**Exercise input:**

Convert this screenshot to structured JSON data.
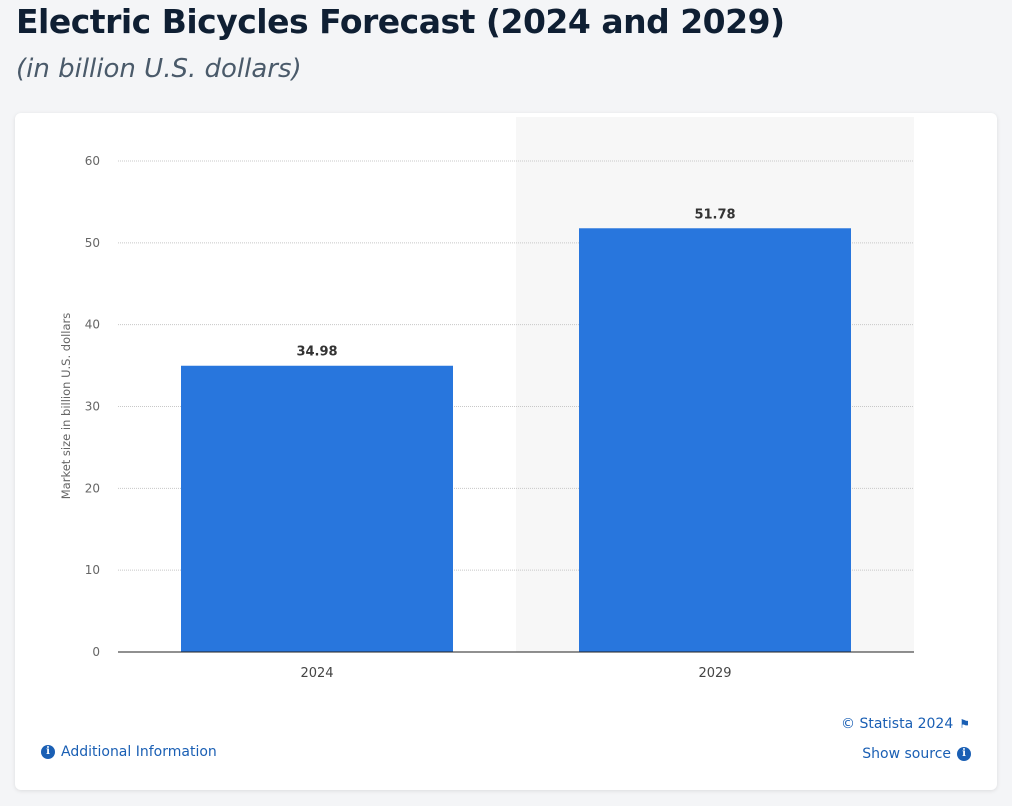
{
  "title": "Electric Bicycles Forecast (2024 and 2029)",
  "subtitle": "(in billion U.S. dollars)",
  "footer": {
    "additional_info": "Additional Information",
    "copyright": "© Statista 2024",
    "show_source": "Show source"
  },
  "colors": {
    "bar": "#2876dd",
    "highlight_band": "#f7f7f7",
    "link": "#1a5fb4"
  },
  "chart_data": {
    "type": "bar",
    "categories": [
      "2024",
      "2029"
    ],
    "values": [
      34.98,
      51.78
    ],
    "data_labels": [
      "34.98",
      "51.78"
    ],
    "title": "",
    "xlabel": "",
    "ylabel": "Market size in billion U.S. dollars",
    "ylim": [
      0,
      60
    ],
    "yticks": [
      0,
      10,
      20,
      30,
      40,
      50,
      60
    ],
    "grid": true,
    "highlighted_category": "2029"
  }
}
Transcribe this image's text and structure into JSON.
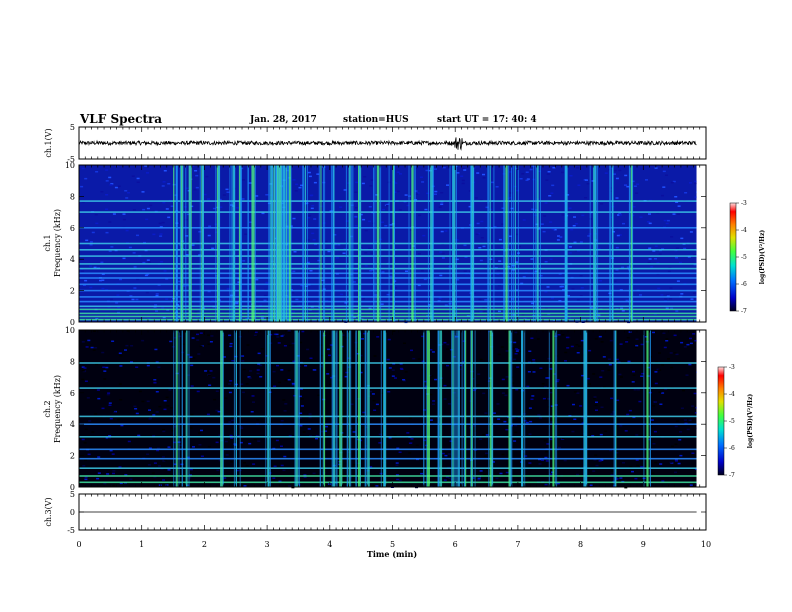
{
  "header": {
    "title": "VLF Spectra",
    "date": "Jan. 28, 2017",
    "station": "station=HUS",
    "start": "start UT =  17: 40: 4"
  },
  "chart_data": [
    {
      "type": "line",
      "panel": "ch1-waveform",
      "ylabel": "ch.1(V)",
      "ylim": [
        -5,
        5
      ],
      "yticks": [
        "5",
        "-5"
      ],
      "xlim": [
        0,
        10
      ],
      "baseline_value": 0,
      "noise_amplitude": 0.6,
      "bursts_min": [
        6.05
      ]
    },
    {
      "type": "heatmap",
      "panel": "ch1-spectrogram",
      "ylabel_top": "ch.1",
      "ylabel": "Frequency (kHz)",
      "ylim": [
        0,
        10
      ],
      "yticks": [
        "0",
        "2",
        "4",
        "6",
        "8",
        "10"
      ],
      "xlim": [
        0,
        10
      ],
      "data_end_min": 9.85,
      "horizontal_bands_khz": [
        0.15,
        0.35,
        0.55,
        0.8,
        1.0,
        1.3,
        1.6,
        2.0,
        2.4,
        2.8,
        3.1,
        3.4,
        3.7,
        4.2,
        4.6,
        5.0,
        6.0,
        7.0,
        7.7
      ],
      "bright_bursts_min": [
        1.5,
        1.62,
        1.75,
        1.95,
        2.2,
        2.45,
        2.55,
        2.75,
        3.05,
        3.1,
        3.15,
        3.2,
        3.25,
        3.3,
        3.35,
        3.6,
        3.85,
        4.05,
        4.3,
        4.45,
        4.75,
        5.0,
        5.3,
        5.6,
        5.95,
        6.25,
        6.55,
        6.8,
        6.95,
        7.3,
        7.75,
        8.2,
        8.5,
        8.8
      ],
      "colorbar": {
        "range": [
          -7,
          -3
        ],
        "ticks": [
          "-3",
          "-4",
          "-5",
          "-6",
          "-7"
        ],
        "label": "log(PSD)(V²/Hz)",
        "colors": [
          "#000020",
          "#0000c8",
          "#0070ff",
          "#00e0d0",
          "#40ff40",
          "#e0e000",
          "#ff8000",
          "#ff0000",
          "#ffe0e0"
        ]
      }
    },
    {
      "type": "heatmap",
      "panel": "ch2-spectrogram",
      "ylabel_top": "ch.2",
      "ylabel": "Frequency (kHz)",
      "ylim": [
        0,
        10
      ],
      "yticks": [
        "0",
        "2",
        "4",
        "6",
        "8",
        "10"
      ],
      "xlim": [
        0,
        10
      ],
      "data_end_min": 9.85,
      "horizontal_bands_khz": [
        0.3,
        0.7,
        1.2,
        1.8,
        2.4,
        3.2,
        4.0,
        4.5,
        6.3,
        7.9
      ],
      "bright_bursts_min": [
        1.55,
        1.7,
        2.25,
        2.5,
        3.0,
        3.45,
        3.9,
        4.05,
        4.15,
        4.3,
        4.45,
        4.6,
        4.85,
        5.55,
        5.75,
        5.95,
        6.05,
        6.15,
        6.25,
        6.55,
        6.85,
        7.05,
        7.55,
        8.05,
        8.55,
        9.05
      ],
      "colorbar": {
        "range": [
          -7,
          -3
        ],
        "ticks": [
          "-3",
          "-4",
          "-5",
          "-6",
          "-7"
        ],
        "label": "log(PSD)(V²/Hz)",
        "colors": [
          "#000020",
          "#0000c8",
          "#0070ff",
          "#00e0d0",
          "#40ff40",
          "#e0e000",
          "#ff8000",
          "#ff0000",
          "#ffe0e0"
        ]
      }
    },
    {
      "type": "line",
      "panel": "ch3-waveform",
      "ylabel": "ch.3(V)",
      "ylim": [
        -5,
        5
      ],
      "yticks": [
        "5",
        "0",
        "-5"
      ],
      "xlim": [
        0,
        10
      ],
      "baseline_value": 0
    }
  ],
  "xaxis": {
    "label": "Time (min)",
    "ticks": [
      "0",
      "1",
      "2",
      "3",
      "4",
      "5",
      "6",
      "7",
      "8",
      "9",
      "10"
    ]
  }
}
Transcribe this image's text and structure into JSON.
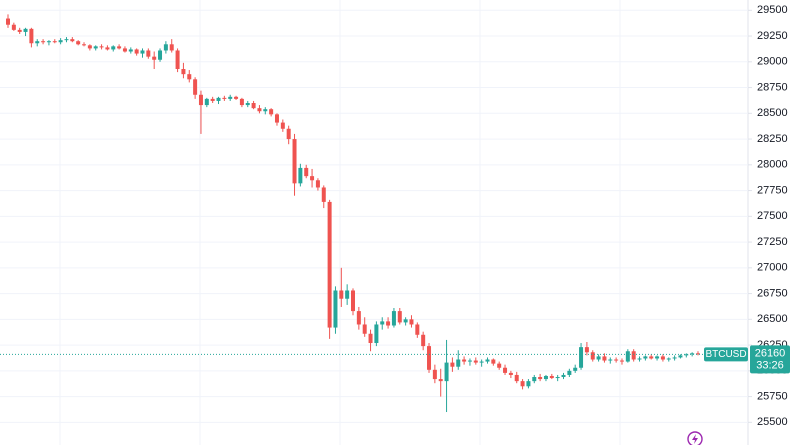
{
  "chart_data": {
    "type": "candlestick",
    "symbol": "BTCUSD",
    "last_price": 26160,
    "countdown": "33:26",
    "up_color": "#26a69a",
    "down_color": "#ef5350",
    "ylim": [
      25280,
      29600
    ],
    "yticks": [
      25500,
      25750,
      26000,
      26250,
      26500,
      26750,
      27000,
      27250,
      27500,
      27750,
      28000,
      28250,
      28500,
      28750,
      29000,
      29250,
      29500
    ],
    "grid": true,
    "candles": [
      [
        29420,
        29460,
        29330,
        29360
      ],
      [
        29360,
        29380,
        29300,
        29310
      ],
      [
        29310,
        29330,
        29270,
        29290
      ],
      [
        29290,
        29330,
        29250,
        29320
      ],
      [
        29320,
        29330,
        29140,
        29180
      ],
      [
        29180,
        29220,
        29150,
        29200
      ],
      [
        29200,
        29220,
        29170,
        29190
      ],
      [
        29190,
        29210,
        29160,
        29200
      ],
      [
        29200,
        29220,
        29180,
        29190
      ],
      [
        29190,
        29230,
        29170,
        29210
      ],
      [
        29210,
        29240,
        29190,
        29220
      ],
      [
        29220,
        29240,
        29190,
        29200
      ],
      [
        29200,
        29210,
        29160,
        29170
      ],
      [
        29170,
        29190,
        29150,
        29160
      ],
      [
        29160,
        29170,
        29110,
        29130
      ],
      [
        29130,
        29160,
        29110,
        29150
      ],
      [
        29150,
        29170,
        29120,
        29140
      ],
      [
        29140,
        29160,
        29110,
        29120
      ],
      [
        29120,
        29160,
        29100,
        29150
      ],
      [
        29150,
        29170,
        29120,
        29130
      ],
      [
        29130,
        29150,
        29090,
        29100
      ],
      [
        29100,
        29140,
        29080,
        29120
      ],
      [
        29120,
        29130,
        29060,
        29080
      ],
      [
        29080,
        29130,
        29040,
        29110
      ],
      [
        29110,
        29130,
        29030,
        29050
      ],
      [
        29050,
        29100,
        28930,
        29020
      ],
      [
        29020,
        29130,
        29000,
        29110
      ],
      [
        29110,
        29200,
        29080,
        29170
      ],
      [
        29170,
        29220,
        29090,
        29110
      ],
      [
        29110,
        29130,
        28900,
        28930
      ],
      [
        28930,
        28990,
        28840,
        28880
      ],
      [
        28880,
        28920,
        28800,
        28830
      ],
      [
        28830,
        28850,
        28640,
        28680
      ],
      [
        28680,
        28720,
        28300,
        28580
      ],
      [
        28580,
        28650,
        28560,
        28640
      ],
      [
        28640,
        28660,
        28600,
        28620
      ],
      [
        28620,
        28660,
        28590,
        28650
      ],
      [
        28650,
        28670,
        28620,
        28640
      ],
      [
        28640,
        28680,
        28620,
        28660
      ],
      [
        28660,
        28670,
        28630,
        28640
      ],
      [
        28640,
        28650,
        28560,
        28580
      ],
      [
        28580,
        28620,
        28560,
        28600
      ],
      [
        28600,
        28620,
        28540,
        28550
      ],
      [
        28550,
        28580,
        28500,
        28520
      ],
      [
        28520,
        28560,
        28490,
        28540
      ],
      [
        28540,
        28550,
        28470,
        28490
      ],
      [
        28490,
        28500,
        28380,
        28410
      ],
      [
        28410,
        28440,
        28320,
        28350
      ],
      [
        28350,
        28380,
        28200,
        28250
      ],
      [
        28250,
        28300,
        27700,
        27820
      ],
      [
        27820,
        28010,
        27790,
        27970
      ],
      [
        27970,
        28000,
        27870,
        27890
      ],
      [
        27890,
        27960,
        27780,
        27850
      ],
      [
        27850,
        27870,
        27750,
        27780
      ],
      [
        27780,
        27800,
        27580,
        27640
      ],
      [
        27640,
        27660,
        26310,
        26420
      ],
      [
        26420,
        26820,
        26360,
        26780
      ],
      [
        26780,
        27000,
        26620,
        26700
      ],
      [
        26700,
        26840,
        26640,
        26780
      ],
      [
        26780,
        26800,
        26540,
        26580
      ],
      [
        26580,
        26620,
        26400,
        26450
      ],
      [
        26450,
        26520,
        26330,
        26360
      ],
      [
        26360,
        26400,
        26190,
        26270
      ],
      [
        26270,
        26480,
        26240,
        26450
      ],
      [
        26450,
        26520,
        26400,
        26480
      ],
      [
        26480,
        26520,
        26410,
        26440
      ],
      [
        26440,
        26610,
        26420,
        26580
      ],
      [
        26580,
        26610,
        26450,
        26470
      ],
      [
        26470,
        26520,
        26440,
        26500
      ],
      [
        26500,
        26540,
        26420,
        26450
      ],
      [
        26450,
        26470,
        26320,
        26350
      ],
      [
        26350,
        26380,
        26200,
        26240
      ],
      [
        26240,
        26270,
        25980,
        26010
      ],
      [
        26010,
        26060,
        25880,
        25920
      ],
      [
        25920,
        26020,
        25750,
        25900
      ],
      [
        25900,
        26300,
        25600,
        26080
      ],
      [
        26080,
        26130,
        25990,
        26040
      ],
      [
        26040,
        26200,
        26010,
        26110
      ],
      [
        26110,
        26140,
        26060,
        26090
      ],
      [
        26090,
        26120,
        26050,
        26100
      ],
      [
        26100,
        26130,
        26060,
        26080
      ],
      [
        26080,
        26110,
        26040,
        26090
      ],
      [
        26090,
        26130,
        26070,
        26110
      ],
      [
        26110,
        26120,
        26050,
        26070
      ],
      [
        26070,
        26090,
        26010,
        26030
      ],
      [
        26030,
        26060,
        25960,
        25980
      ],
      [
        25980,
        26000,
        25930,
        25960
      ],
      [
        25960,
        25990,
        25880,
        25900
      ],
      [
        25900,
        25920,
        25820,
        25850
      ],
      [
        25850,
        25920,
        25830,
        25900
      ],
      [
        25900,
        25960,
        25880,
        25940
      ],
      [
        25940,
        25970,
        25900,
        25920
      ],
      [
        25920,
        25960,
        25900,
        25950
      ],
      [
        25950,
        25970,
        25920,
        25930
      ],
      [
        25930,
        25960,
        25900,
        25940
      ],
      [
        25940,
        25980,
        25920,
        25960
      ],
      [
        25960,
        26020,
        25940,
        26000
      ],
      [
        26000,
        26060,
        25980,
        26030
      ],
      [
        26030,
        26270,
        26010,
        26230
      ],
      [
        26230,
        26280,
        26150,
        26180
      ],
      [
        26180,
        26200,
        26090,
        26110
      ],
      [
        26110,
        26160,
        26090,
        26140
      ],
      [
        26140,
        26170,
        26080,
        26100
      ],
      [
        26100,
        26130,
        26070,
        26110
      ],
      [
        26110,
        26130,
        26080,
        26100
      ],
      [
        26100,
        26120,
        26060,
        26090
      ],
      [
        26090,
        26210,
        26080,
        26190
      ],
      [
        26190,
        26210,
        26090,
        26110
      ],
      [
        26110,
        26140,
        26090,
        26120
      ],
      [
        26120,
        26150,
        26100,
        26140
      ],
      [
        26140,
        26160,
        26110,
        26120
      ],
      [
        26120,
        26150,
        26100,
        26140
      ],
      [
        26140,
        26160,
        26090,
        26110
      ],
      [
        26110,
        26130,
        26090,
        26120
      ],
      [
        26120,
        26150,
        26100,
        26130
      ],
      [
        26130,
        26160,
        26120,
        26150
      ],
      [
        26150,
        26170,
        26130,
        26160
      ],
      [
        26160,
        26180,
        26140,
        26170
      ],
      [
        26170,
        26190,
        26150,
        26160
      ]
    ]
  }
}
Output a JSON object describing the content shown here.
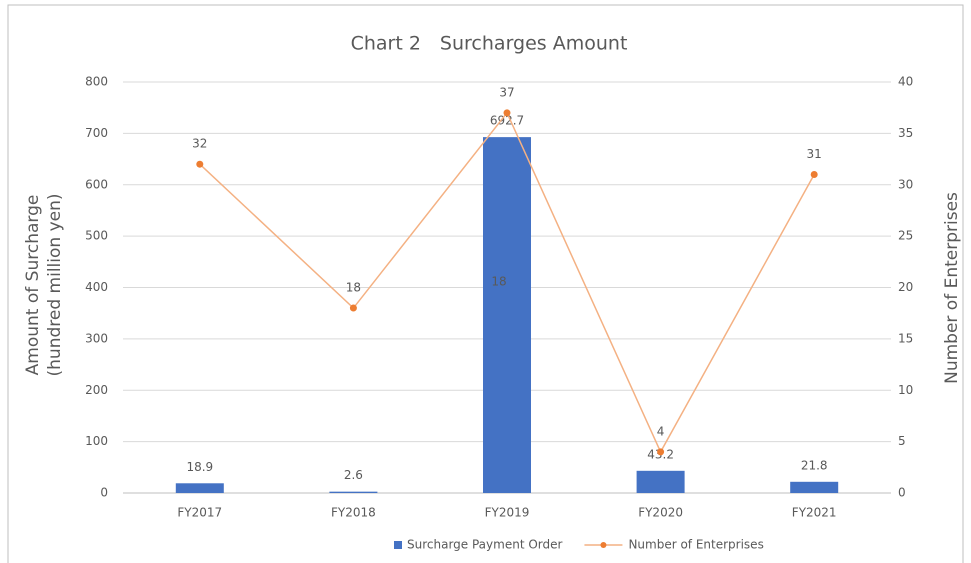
{
  "chart_data": {
    "type": "bar",
    "title": "Chart 2　Surcharges Amount",
    "ylabel": [
      "Amount of Surcharge",
      "(hundred million yen)"
    ],
    "y2label": "Number of Enterprises",
    "categories": [
      "FY2017",
      "FY2018",
      "FY2019",
      "FY2020",
      "FY2021"
    ],
    "series": [
      {
        "name": "Surcharge Payment Order",
        "type": "bar",
        "color": "#4472c4",
        "values": [
          18.9,
          2.6,
          692.7,
          43.2,
          21.8
        ]
      },
      {
        "name": "Number of Enterprises",
        "type": "line",
        "axis": "y2",
        "color": "#f4b183",
        "marker_color": "#ed7d31",
        "values": [
          32,
          18,
          37,
          4,
          31
        ]
      }
    ],
    "annotations": [
      "18"
    ],
    "ylim": [
      0,
      800
    ],
    "yticks": [
      0,
      100,
      200,
      300,
      400,
      500,
      600,
      700,
      800
    ],
    "y2lim": [
      0,
      40
    ],
    "y2ticks": [
      0,
      5,
      10,
      15,
      20,
      25,
      30,
      35,
      40
    ],
    "grid": true,
    "legend": "bottom"
  }
}
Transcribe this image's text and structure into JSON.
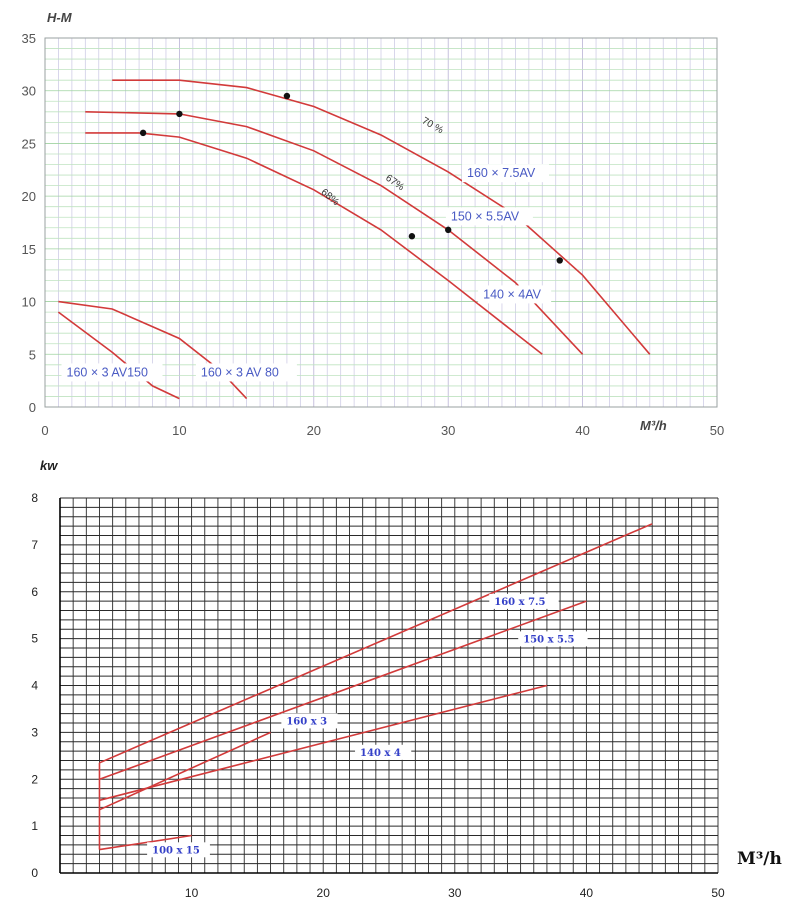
{
  "chart_data": [
    {
      "type": "line",
      "ylabel": "H-M",
      "xlabel": "M³/h",
      "xlim": [
        0,
        50
      ],
      "ylim": [
        0,
        35
      ],
      "x_ticks": [
        0,
        10,
        20,
        30,
        40,
        50
      ],
      "y_ticks": [
        0,
        5,
        10,
        15,
        20,
        25,
        30,
        35
      ],
      "grid": true,
      "series": [
        {
          "name": "160 × 7.5AV",
          "x": [
            5,
            10,
            15,
            20,
            25,
            30,
            35,
            40,
            45
          ],
          "y": [
            31,
            31,
            30.3,
            28.5,
            25.8,
            22.3,
            18.2,
            12.5,
            5
          ]
        },
        {
          "name": "150 × 5.5AV",
          "x": [
            3,
            10,
            15,
            20,
            25,
            30,
            35,
            40
          ],
          "y": [
            28,
            27.8,
            26.6,
            24.3,
            21,
            16.8,
            11.8,
            5
          ]
        },
        {
          "name": "140 × 4AV",
          "x": [
            3,
            7,
            10,
            15,
            20,
            25,
            30,
            35,
            37
          ],
          "y": [
            26,
            26,
            25.6,
            23.6,
            20.6,
            16.8,
            12,
            7,
            5
          ]
        },
        {
          "name": "160 × 3 AV150",
          "x": [
            1,
            5,
            8,
            10
          ],
          "y": [
            9,
            5.2,
            2,
            0.8
          ]
        },
        {
          "name": "160 × 3 AV 80",
          "x": [
            1,
            5,
            10,
            13,
            15
          ],
          "y": [
            10,
            9.3,
            6.5,
            3.5,
            0.8
          ]
        }
      ],
      "markers": [
        {
          "x": 7.3,
          "y": 26
        },
        {
          "x": 10,
          "y": 27.8
        },
        {
          "x": 18,
          "y": 29.5
        },
        {
          "x": 27.3,
          "y": 16.2
        },
        {
          "x": 30,
          "y": 16.8
        },
        {
          "x": 38.3,
          "y": 13.9
        }
      ],
      "efficiency_labels": [
        {
          "text": "70 %",
          "x": 28,
          "y": 27
        },
        {
          "text": "67%",
          "x": 25.3,
          "y": 21.6
        },
        {
          "text": "68%",
          "x": 20.5,
          "y": 20.3
        }
      ]
    },
    {
      "type": "line",
      "ylabel": "kw",
      "xlabel": "M³/h",
      "xlim": [
        0,
        50
      ],
      "ylim": [
        0,
        8
      ],
      "x_ticks": [
        10,
        20,
        30,
        40,
        50
      ],
      "y_ticks": [
        0,
        1,
        2,
        3,
        4,
        5,
        6,
        7,
        8
      ],
      "grid": true,
      "series": [
        {
          "name": "160 x 7.5",
          "x": [
            3,
            45
          ],
          "y": [
            2.35,
            7.45
          ]
        },
        {
          "name": "150 x 5.5",
          "x": [
            3,
            40
          ],
          "y": [
            2.0,
            5.8
          ]
        },
        {
          "name": "160 x 3",
          "x": [
            3,
            16
          ],
          "y": [
            1.35,
            3.0
          ]
        },
        {
          "name": "140 x 4",
          "x": [
            3,
            37
          ],
          "y": [
            1.55,
            4.0
          ]
        },
        {
          "name": "100 x 15",
          "x": [
            3,
            10
          ],
          "y": [
            0.5,
            0.8
          ]
        }
      ]
    }
  ]
}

**Description of the task:** Identify every line above with the string "Number" in it. Copy those lines.

**Answer below:**
    "y2label": "Number of Enterprises",
        "name": "Number of Enterprises",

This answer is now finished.